THE REQUEST
Copy the lines below as they are; omit the images they contain.

Entries from a visual dataset
○ ○ ○ ○ ○

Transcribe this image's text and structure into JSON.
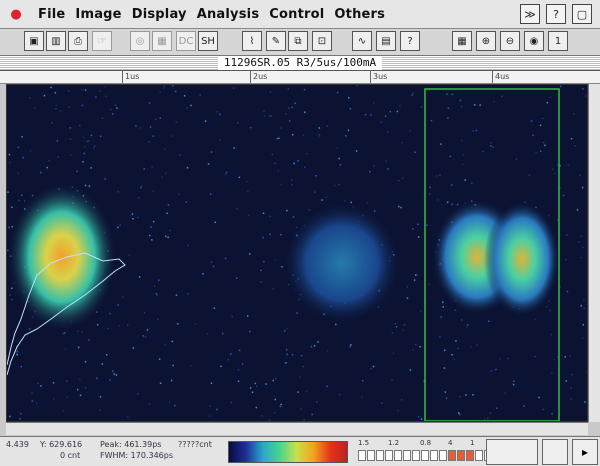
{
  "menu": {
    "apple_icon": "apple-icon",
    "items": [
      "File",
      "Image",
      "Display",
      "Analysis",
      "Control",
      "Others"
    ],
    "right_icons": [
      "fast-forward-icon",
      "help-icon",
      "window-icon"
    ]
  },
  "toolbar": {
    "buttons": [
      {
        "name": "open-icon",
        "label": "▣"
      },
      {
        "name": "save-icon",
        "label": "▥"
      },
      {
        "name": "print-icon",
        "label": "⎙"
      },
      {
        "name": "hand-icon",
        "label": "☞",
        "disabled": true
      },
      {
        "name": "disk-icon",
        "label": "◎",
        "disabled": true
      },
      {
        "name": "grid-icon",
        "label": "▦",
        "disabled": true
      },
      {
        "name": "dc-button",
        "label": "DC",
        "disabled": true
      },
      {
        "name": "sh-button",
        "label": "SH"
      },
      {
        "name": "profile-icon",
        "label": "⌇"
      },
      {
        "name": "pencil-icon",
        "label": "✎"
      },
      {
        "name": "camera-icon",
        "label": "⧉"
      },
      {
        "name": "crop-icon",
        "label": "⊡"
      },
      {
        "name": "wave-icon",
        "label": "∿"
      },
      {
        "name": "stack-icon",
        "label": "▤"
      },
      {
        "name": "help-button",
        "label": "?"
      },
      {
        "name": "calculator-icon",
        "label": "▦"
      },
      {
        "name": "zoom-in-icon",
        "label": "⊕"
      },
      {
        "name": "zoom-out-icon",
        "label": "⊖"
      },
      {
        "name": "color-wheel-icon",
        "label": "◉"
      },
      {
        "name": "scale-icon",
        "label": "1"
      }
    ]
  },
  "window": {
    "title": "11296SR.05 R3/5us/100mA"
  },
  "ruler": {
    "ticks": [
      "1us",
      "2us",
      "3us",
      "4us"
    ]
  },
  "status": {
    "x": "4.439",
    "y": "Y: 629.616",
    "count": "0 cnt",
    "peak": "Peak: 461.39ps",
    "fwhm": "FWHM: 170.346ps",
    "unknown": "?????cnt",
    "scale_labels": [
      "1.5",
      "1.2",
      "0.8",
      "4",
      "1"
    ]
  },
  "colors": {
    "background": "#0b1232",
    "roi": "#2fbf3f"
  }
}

○ ○ ○ ○ ○

RESPONSE TO THE TASK
Transcribe this image's text and structure into JSON.
{
  "menu": {
    "apple_icon": "apple-icon",
    "items": [
      "File",
      "Image",
      "Display",
      "Analysis",
      "Control",
      "Others"
    ],
    "right_icons": [
      "fast-forward-icon",
      "help-icon",
      "window-icon"
    ]
  },
  "toolbar": {
    "buttons": [
      {
        "name": "open-icon",
        "label": "▣"
      },
      {
        "name": "save-icon",
        "label": "▥"
      },
      {
        "name": "print-icon",
        "label": "⎙"
      },
      {
        "name": "hand-icon",
        "label": "☞",
        "disabled": true
      },
      {
        "name": "disk-icon",
        "label": "◎",
        "disabled": true
      },
      {
        "name": "grid-icon",
        "label": "▦",
        "disabled": true
      },
      {
        "name": "dc-button",
        "label": "DC",
        "disabled": true
      },
      {
        "name": "sh-button",
        "label": "SH"
      },
      {
        "name": "profile-icon",
        "label": "⌇"
      },
      {
        "name": "pencil-icon",
        "label": "✎"
      },
      {
        "name": "camera-icon",
        "label": "⧉"
      },
      {
        "name": "crop-icon",
        "label": "⊡"
      },
      {
        "name": "wave-icon",
        "label": "∿"
      },
      {
        "name": "stack-icon",
        "label": "▤"
      },
      {
        "name": "help-button",
        "label": "?"
      },
      {
        "name": "calculator-icon",
        "label": "▦"
      },
      {
        "name": "zoom-in-icon",
        "label": "⊕"
      },
      {
        "name": "zoom-out-icon",
        "label": "⊖"
      },
      {
        "name": "color-wheel-icon",
        "label": "◉"
      },
      {
        "name": "scale-icon",
        "label": "1"
      }
    ]
  },
  "window": {
    "title": "11296SR.05 R3/5us/100mA"
  },
  "ruler": {
    "ticks": [
      "1us",
      "2us",
      "3us",
      "4us"
    ]
  },
  "status": {
    "x": "4.439",
    "y": "Y: 629.616",
    "count": "0 cnt",
    "peak": "Peak: 461.39ps",
    "fwhm": "FWHM: 170.346ps",
    "unknown": "?????cnt",
    "scale_labels": [
      "1.5",
      "1.2",
      "0.8",
      "4",
      "1"
    ]
  },
  "colors": {
    "background": "#0b1232",
    "roi": "#2fbf3f"
  }
}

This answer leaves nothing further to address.